##### Source material

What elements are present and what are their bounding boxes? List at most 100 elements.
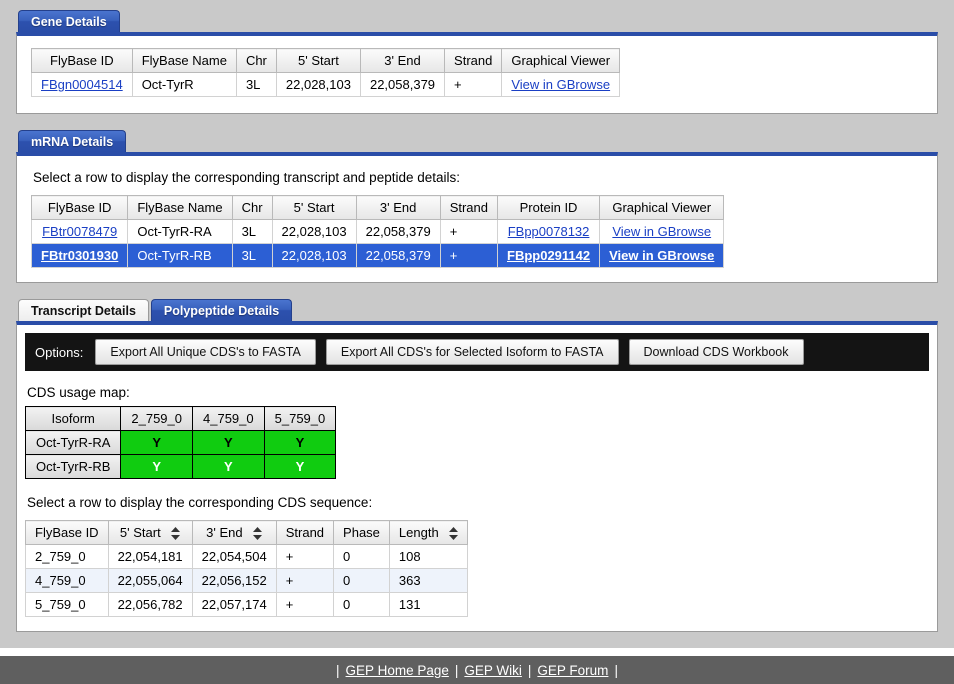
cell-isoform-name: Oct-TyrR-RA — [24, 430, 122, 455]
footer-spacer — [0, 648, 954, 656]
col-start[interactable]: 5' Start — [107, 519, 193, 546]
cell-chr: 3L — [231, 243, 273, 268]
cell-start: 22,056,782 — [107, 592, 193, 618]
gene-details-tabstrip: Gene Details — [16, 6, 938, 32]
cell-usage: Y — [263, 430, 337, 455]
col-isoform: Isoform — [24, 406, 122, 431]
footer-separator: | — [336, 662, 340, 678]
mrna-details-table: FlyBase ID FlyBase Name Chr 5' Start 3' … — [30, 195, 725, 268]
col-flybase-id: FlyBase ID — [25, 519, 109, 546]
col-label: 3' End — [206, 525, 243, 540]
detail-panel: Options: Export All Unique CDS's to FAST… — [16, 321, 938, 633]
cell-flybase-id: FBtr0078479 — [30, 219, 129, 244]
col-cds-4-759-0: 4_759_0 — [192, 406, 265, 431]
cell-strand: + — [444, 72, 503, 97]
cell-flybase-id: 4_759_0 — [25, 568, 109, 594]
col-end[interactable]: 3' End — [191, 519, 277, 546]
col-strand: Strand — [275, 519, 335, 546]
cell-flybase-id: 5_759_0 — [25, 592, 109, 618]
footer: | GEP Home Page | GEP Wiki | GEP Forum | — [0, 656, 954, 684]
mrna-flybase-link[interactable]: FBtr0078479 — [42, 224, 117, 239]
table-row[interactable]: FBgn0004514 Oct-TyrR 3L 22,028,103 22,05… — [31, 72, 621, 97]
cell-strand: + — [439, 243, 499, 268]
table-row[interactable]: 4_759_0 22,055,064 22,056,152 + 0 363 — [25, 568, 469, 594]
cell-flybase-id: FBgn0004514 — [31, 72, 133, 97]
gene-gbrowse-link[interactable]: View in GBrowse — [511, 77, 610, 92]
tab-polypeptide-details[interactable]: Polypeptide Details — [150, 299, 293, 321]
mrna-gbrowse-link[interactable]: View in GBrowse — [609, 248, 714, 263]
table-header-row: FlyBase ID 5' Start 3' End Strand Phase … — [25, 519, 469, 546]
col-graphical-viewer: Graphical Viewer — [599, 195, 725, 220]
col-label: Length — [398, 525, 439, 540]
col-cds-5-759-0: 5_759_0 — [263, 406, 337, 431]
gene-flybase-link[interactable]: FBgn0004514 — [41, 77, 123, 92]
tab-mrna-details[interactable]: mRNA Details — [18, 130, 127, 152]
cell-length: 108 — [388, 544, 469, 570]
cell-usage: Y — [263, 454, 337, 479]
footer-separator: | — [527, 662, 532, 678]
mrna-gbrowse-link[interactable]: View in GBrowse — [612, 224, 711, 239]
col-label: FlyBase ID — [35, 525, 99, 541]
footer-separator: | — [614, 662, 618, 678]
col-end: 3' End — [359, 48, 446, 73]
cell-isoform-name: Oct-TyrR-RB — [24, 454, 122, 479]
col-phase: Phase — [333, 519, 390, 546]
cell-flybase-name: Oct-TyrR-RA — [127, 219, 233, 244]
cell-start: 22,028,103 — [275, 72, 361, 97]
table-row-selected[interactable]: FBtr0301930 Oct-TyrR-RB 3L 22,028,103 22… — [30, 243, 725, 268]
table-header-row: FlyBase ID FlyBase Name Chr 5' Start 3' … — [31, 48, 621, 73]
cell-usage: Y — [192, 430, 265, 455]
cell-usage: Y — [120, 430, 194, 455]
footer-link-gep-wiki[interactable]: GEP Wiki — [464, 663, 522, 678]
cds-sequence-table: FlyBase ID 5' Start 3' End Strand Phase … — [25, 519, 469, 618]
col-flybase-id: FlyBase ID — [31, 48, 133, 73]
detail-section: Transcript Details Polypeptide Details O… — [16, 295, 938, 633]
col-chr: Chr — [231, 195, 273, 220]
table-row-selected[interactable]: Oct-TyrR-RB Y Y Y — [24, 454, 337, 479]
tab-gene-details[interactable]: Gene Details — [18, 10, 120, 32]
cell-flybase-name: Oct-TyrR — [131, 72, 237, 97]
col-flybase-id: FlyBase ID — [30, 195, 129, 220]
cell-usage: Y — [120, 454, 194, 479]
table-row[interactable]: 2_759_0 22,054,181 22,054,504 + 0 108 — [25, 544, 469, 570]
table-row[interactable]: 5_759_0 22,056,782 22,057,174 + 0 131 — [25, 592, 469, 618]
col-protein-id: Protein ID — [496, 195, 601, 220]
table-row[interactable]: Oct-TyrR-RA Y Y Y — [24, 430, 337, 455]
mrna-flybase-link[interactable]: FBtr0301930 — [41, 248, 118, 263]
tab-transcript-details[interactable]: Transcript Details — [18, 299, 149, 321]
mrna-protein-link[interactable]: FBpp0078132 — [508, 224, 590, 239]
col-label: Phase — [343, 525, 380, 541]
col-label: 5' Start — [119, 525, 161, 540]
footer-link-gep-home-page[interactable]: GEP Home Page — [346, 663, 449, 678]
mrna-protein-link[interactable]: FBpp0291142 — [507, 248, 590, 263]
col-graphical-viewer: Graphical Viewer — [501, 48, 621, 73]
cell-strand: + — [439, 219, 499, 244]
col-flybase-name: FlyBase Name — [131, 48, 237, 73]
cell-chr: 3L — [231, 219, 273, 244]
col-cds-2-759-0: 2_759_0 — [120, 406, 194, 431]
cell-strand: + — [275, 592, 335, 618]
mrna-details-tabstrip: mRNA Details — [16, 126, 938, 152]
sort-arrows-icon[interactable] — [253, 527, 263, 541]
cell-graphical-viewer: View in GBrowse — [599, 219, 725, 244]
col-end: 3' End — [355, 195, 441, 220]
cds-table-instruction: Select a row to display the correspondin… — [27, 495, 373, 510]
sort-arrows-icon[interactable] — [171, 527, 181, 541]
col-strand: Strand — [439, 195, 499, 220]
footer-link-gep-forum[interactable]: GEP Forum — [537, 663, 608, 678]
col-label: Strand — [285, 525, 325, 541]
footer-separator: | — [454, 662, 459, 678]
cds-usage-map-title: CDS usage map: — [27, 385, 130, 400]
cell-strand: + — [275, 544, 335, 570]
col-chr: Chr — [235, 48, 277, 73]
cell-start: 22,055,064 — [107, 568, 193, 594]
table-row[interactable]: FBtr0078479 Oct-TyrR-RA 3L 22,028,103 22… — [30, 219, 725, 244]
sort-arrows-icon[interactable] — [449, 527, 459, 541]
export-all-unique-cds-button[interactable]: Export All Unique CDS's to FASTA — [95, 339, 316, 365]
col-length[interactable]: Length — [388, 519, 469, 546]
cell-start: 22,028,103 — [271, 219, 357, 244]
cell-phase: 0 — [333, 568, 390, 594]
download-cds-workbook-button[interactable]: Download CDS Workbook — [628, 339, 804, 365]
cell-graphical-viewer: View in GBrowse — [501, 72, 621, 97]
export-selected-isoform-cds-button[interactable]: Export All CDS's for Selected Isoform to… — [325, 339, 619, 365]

##########
##### Source material

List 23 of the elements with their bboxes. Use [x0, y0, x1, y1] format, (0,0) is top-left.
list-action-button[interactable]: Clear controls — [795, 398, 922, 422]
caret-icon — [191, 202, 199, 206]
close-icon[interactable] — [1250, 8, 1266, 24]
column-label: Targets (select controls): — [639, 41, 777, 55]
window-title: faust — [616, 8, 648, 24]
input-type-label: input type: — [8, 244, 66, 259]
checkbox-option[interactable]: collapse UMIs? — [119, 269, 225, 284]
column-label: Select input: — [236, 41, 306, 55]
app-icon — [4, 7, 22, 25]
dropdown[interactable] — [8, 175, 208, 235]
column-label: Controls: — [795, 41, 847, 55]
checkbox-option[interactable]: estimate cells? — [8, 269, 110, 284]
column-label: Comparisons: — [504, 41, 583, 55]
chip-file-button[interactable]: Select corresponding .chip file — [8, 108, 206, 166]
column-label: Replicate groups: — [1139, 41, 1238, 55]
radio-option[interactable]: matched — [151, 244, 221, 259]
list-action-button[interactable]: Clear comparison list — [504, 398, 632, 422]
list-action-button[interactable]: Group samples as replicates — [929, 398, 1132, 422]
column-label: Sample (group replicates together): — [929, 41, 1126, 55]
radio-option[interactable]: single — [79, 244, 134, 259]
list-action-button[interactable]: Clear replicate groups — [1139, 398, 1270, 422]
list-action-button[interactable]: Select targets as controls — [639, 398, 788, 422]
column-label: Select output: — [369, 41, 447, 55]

##########
##### Source material

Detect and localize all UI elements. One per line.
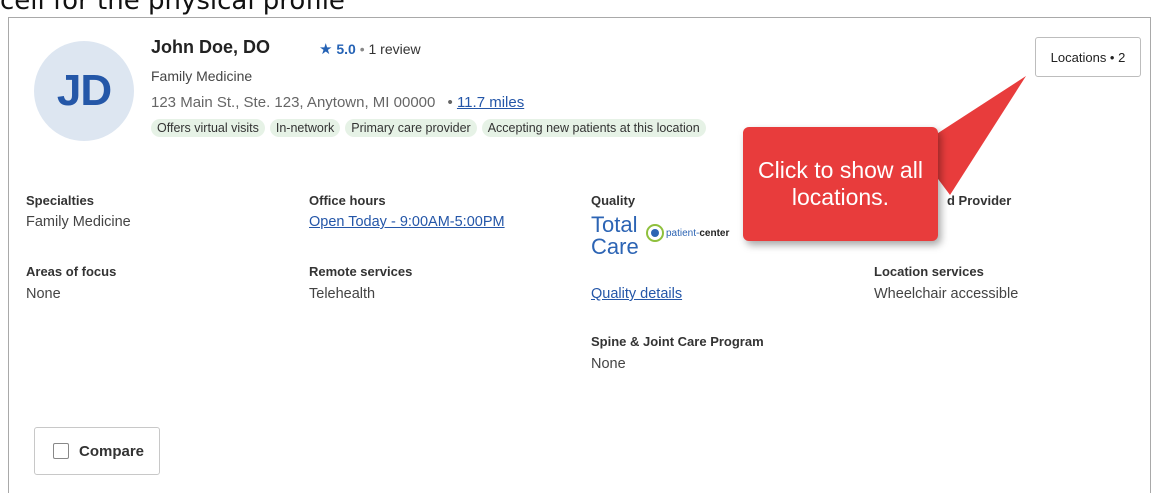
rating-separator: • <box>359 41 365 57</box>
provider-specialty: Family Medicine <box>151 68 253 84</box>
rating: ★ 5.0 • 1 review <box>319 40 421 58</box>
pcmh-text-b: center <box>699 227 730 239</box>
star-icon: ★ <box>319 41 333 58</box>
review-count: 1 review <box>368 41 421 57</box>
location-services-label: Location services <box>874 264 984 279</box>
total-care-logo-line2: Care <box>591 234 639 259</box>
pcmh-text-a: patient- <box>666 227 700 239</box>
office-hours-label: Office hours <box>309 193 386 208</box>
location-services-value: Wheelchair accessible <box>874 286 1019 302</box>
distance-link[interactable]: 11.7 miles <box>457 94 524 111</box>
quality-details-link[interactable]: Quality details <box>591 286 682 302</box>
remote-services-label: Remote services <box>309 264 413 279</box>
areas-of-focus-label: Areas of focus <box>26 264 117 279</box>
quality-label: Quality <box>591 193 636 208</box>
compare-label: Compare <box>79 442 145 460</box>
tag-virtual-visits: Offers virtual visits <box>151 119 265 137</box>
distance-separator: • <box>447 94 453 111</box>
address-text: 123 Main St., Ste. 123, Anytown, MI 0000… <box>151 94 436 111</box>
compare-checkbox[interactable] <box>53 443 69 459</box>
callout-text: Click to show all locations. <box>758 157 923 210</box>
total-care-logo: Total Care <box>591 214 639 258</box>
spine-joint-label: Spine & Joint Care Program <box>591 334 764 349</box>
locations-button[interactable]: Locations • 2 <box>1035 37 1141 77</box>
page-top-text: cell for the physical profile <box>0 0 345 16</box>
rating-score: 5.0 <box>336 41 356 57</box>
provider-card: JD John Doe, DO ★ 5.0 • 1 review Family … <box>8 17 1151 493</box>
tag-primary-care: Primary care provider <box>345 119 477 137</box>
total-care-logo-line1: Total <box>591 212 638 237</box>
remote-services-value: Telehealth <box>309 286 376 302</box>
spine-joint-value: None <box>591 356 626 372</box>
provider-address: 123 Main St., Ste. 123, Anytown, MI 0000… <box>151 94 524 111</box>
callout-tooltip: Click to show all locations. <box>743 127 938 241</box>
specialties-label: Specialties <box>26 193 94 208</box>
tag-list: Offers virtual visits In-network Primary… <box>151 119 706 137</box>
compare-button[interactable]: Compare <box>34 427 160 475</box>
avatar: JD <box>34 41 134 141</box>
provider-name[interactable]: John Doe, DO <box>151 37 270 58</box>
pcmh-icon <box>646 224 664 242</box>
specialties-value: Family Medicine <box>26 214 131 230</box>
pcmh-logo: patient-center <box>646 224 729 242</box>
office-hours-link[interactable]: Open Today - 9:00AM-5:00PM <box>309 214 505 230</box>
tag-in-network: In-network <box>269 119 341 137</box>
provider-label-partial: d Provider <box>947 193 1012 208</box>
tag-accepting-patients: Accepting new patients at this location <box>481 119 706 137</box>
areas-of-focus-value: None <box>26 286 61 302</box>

##########

How to complete this task
Find the word "Primary" in the entries and show each line where it is found.

Response area
tag-primary-care: Primary care provider <box>345 119 477 137</box>
tag-list: Offers virtual visits In-network Primary… <box>151 119 706 137</box>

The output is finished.